# start of INPUT RECORDS

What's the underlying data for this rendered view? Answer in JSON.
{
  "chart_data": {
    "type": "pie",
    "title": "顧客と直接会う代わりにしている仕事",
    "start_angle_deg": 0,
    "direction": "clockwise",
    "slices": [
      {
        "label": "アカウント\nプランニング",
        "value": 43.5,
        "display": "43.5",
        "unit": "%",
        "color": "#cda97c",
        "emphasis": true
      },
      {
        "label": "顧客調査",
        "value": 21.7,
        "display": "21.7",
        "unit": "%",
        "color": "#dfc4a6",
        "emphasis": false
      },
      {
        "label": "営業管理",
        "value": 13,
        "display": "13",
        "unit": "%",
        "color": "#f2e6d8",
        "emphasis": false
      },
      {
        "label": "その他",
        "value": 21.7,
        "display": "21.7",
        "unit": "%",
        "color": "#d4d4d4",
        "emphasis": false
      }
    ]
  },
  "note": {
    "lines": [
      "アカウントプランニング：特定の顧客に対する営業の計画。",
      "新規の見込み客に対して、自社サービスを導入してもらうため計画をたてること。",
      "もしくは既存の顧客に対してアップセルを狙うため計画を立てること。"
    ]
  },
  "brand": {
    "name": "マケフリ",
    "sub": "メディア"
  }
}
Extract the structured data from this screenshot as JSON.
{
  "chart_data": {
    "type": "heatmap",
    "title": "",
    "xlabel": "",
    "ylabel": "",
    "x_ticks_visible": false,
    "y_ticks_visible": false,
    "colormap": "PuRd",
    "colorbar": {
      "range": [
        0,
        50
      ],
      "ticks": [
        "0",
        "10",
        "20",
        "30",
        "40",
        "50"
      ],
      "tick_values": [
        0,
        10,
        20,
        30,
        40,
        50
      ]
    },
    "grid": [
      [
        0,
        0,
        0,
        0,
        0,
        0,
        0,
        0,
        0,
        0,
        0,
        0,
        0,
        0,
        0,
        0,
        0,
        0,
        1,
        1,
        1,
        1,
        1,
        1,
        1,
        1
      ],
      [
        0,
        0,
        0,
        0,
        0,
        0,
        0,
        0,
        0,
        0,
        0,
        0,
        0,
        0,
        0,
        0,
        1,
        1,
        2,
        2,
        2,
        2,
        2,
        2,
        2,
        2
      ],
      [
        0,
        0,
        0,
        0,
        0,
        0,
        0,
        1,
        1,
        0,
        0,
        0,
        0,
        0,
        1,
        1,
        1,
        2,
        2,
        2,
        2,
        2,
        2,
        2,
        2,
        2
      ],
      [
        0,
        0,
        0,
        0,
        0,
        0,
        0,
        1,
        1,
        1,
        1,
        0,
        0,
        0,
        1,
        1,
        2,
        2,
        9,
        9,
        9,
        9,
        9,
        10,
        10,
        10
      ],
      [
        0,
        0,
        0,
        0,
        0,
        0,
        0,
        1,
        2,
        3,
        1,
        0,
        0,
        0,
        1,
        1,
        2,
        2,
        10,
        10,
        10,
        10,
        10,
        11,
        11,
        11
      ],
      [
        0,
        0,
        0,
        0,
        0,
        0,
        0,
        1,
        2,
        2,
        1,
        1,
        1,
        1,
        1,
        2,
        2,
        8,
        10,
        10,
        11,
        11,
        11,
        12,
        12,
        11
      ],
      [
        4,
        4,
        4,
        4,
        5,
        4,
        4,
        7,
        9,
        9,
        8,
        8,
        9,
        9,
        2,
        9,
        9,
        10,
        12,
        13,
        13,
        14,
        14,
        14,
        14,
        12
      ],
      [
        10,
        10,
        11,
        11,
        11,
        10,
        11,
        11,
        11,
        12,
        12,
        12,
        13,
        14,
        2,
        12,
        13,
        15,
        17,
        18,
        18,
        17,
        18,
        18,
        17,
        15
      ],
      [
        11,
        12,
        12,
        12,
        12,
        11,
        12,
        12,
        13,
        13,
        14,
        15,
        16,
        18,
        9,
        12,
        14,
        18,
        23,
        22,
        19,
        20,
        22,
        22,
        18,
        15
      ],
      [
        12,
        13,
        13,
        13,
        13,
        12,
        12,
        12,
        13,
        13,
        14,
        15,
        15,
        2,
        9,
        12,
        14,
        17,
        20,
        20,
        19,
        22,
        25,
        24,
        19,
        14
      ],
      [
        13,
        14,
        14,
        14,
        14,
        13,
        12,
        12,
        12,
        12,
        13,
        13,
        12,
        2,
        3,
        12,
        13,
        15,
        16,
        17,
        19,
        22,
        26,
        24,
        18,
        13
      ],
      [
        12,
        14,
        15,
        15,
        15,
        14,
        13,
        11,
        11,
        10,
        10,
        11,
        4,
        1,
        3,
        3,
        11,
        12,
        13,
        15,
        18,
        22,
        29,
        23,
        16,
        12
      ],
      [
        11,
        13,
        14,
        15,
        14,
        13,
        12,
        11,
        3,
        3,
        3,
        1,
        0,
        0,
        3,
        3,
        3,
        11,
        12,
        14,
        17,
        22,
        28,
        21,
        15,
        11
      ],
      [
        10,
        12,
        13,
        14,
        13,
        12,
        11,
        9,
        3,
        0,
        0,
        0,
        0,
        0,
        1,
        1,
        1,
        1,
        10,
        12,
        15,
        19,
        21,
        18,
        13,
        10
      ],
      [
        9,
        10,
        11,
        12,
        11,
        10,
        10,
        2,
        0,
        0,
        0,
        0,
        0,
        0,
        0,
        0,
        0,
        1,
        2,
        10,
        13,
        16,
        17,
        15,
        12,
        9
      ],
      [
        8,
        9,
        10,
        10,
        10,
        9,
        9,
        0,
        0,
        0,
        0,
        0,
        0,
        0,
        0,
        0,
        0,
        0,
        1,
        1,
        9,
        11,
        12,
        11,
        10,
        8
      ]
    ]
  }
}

# end of INPUT RECORDS

◆ **TASK OBJECTIVE**: Please output every record, keeping each line exact.

◆ **WRITTEN RESPONSE**:
What's the underlying data for this rendered view? Answer in JSON.
{
  "chart_data": {
    "type": "pie",
    "title": "顧客と直接会う代わりにしている仕事",
    "start_angle_deg": 0,
    "direction": "clockwise",
    "slices": [
      {
        "label": "アカウント\nプランニング",
        "value": 43.5,
        "display": "43.5",
        "unit": "%",
        "color": "#cda97c",
        "emphasis": true
      },
      {
        "label": "顧客調査",
        "value": 21.7,
        "display": "21.7",
        "unit": "%",
        "color": "#dfc4a6",
        "emphasis": false
      },
      {
        "label": "営業管理",
        "value": 13,
        "display": "13",
        "unit": "%",
        "color": "#f2e6d8",
        "emphasis": false
      },
      {
        "label": "その他",
        "value": 21.7,
        "display": "21.7",
        "unit": "%",
        "color": "#d4d4d4",
        "emphasis": false
      }
    ]
  },
  "note": {
    "lines": [
      "アカウントプランニング：特定の顧客に対する営業の計画。",
      "新規の見込み客に対して、自社サービスを導入してもらうため計画をたてること。",
      "もしくは既存の顧客に対してアップセルを狙うため計画を立てること。"
    ]
  },
  "brand": {
    "name": "マケフリ",
    "sub": "メディア"
  }
}
Extract the structured data from this screenshot as JSON.
{
  "chart_data": {
    "type": "heatmap",
    "title": "",
    "xlabel": "",
    "ylabel": "",
    "x_ticks_visible": false,
    "y_ticks_visible": false,
    "colormap": "PuRd",
    "colorbar": {
      "range": [
        0,
        50
      ],
      "ticks": [
        "0",
        "10",
        "20",
        "30",
        "40",
        "50"
      ],
      "tick_values": [
        0,
        10,
        20,
        30,
        40,
        50
      ]
    },
    "grid": [
      [
        0,
        0,
        0,
        0,
        0,
        0,
        0,
        0,
        0,
        0,
        0,
        0,
        0,
        0,
        0,
        0,
        0,
        0,
        1,
        1,
        1,
        1,
        1,
        1,
        1,
        1
      ],
      [
        0,
        0,
        0,
        0,
        0,
        0,
        0,
        0,
        0,
        0,
        0,
        0,
        0,
        0,
        0,
        0,
        1,
        1,
        2,
        2,
        2,
        2,
        2,
        2,
        2,
        2
      ],
      [
        0,
        0,
        0,
        0,
        0,
        0,
        0,
        1,
        1,
        0,
        0,
        0,
        0,
        0,
        1,
        1,
        1,
        2,
        2,
        2,
        2,
        2,
        2,
        2,
        2,
        2
      ],
      [
        0,
        0,
        0,
        0,
        0,
        0,
        0,
        1,
        1,
        1,
        1,
        0,
        0,
        0,
        1,
        1,
        2,
        2,
        9,
        9,
        9,
        9,
        9,
        10,
        10,
        10
      ],
      [
        0,
        0,
        0,
        0,
        0,
        0,
        0,
        1,
        2,
        3,
        1,
        0,
        0,
        0,
        1,
        1,
        2,
        2,
        10,
        10,
        10,
        10,
        10,
        11,
        11,
        11
      ],
      [
        0,
        0,
        0,
        0,
        0,
        0,
        0,
        1,
        2,
        2,
        1,
        1,
        1,
        1,
        1,
        2,
        2,
        8,
        10,
        10,
        11,
        11,
        11,
        12,
        12,
        11
      ],
      [
        4,
        4,
        4,
        4,
        5,
        4,
        4,
        7,
        9,
        9,
        8,
        8,
        9,
        9,
        2,
        9,
        9,
        10,
        12,
        13,
        13,
        14,
        14,
        14,
        14,
        12
      ],
      [
        10,
        10,
        11,
        11,
        11,
        10,
        11,
        11,
        11,
        12,
        12,
        12,
        13,
        14,
        2,
        12,
        13,
        15,
        17,
        18,
        18,
        17,
        18,
        18,
        17,
        15
      ],
      [
        11,
        12,
        12,
        12,
        12,
        11,
        12,
        12,
        13,
        13,
        14,
        15,
        16,
        18,
        9,
        12,
        14,
        18,
        23,
        22,
        19,
        20,
        22,
        22,
        18,
        15
      ],
      [
        12,
        13,
        13,
        13,
        13,
        12,
        12,
        12,
        13,
        13,
        14,
        15,
        15,
        2,
        9,
        12,
        14,
        17,
        20,
        20,
        19,
        22,
        25,
        24,
        19,
        14
      ],
      [
        13,
        14,
        14,
        14,
        14,
        13,
        12,
        12,
        12,
        12,
        13,
        13,
        12,
        2,
        3,
        12,
        13,
        15,
        16,
        17,
        19,
        22,
        26,
        24,
        18,
        13
      ],
      [
        12,
        14,
        15,
        15,
        15,
        14,
        13,
        11,
        11,
        10,
        10,
        11,
        4,
        1,
        3,
        3,
        11,
        12,
        13,
        15,
        18,
        22,
        29,
        23,
        16,
        12
      ],
      [
        11,
        13,
        14,
        15,
        14,
        13,
        12,
        11,
        3,
        3,
        3,
        1,
        0,
        0,
        3,
        3,
        3,
        11,
        12,
        14,
        17,
        22,
        28,
        21,
        15,
        11
      ],
      [
        10,
        12,
        13,
        14,
        13,
        12,
        11,
        9,
        3,
        0,
        0,
        0,
        0,
        0,
        1,
        1,
        1,
        1,
        10,
        12,
        15,
        19,
        21,
        18,
        13,
        10
      ],
      [
        9,
        10,
        11,
        12,
        11,
        10,
        10,
        2,
        0,
        0,
        0,
        0,
        0,
        0,
        0,
        0,
        0,
        1,
        2,
        10,
        13,
        16,
        17,
        15,
        12,
        9
      ],
      [
        8,
        9,
        10,
        10,
        10,
        9,
        9,
        0,
        0,
        0,
        0,
        0,
        0,
        0,
        0,
        0,
        0,
        0,
        1,
        1,
        9,
        11,
        12,
        11,
        10,
        8
      ]
    ]
  }
}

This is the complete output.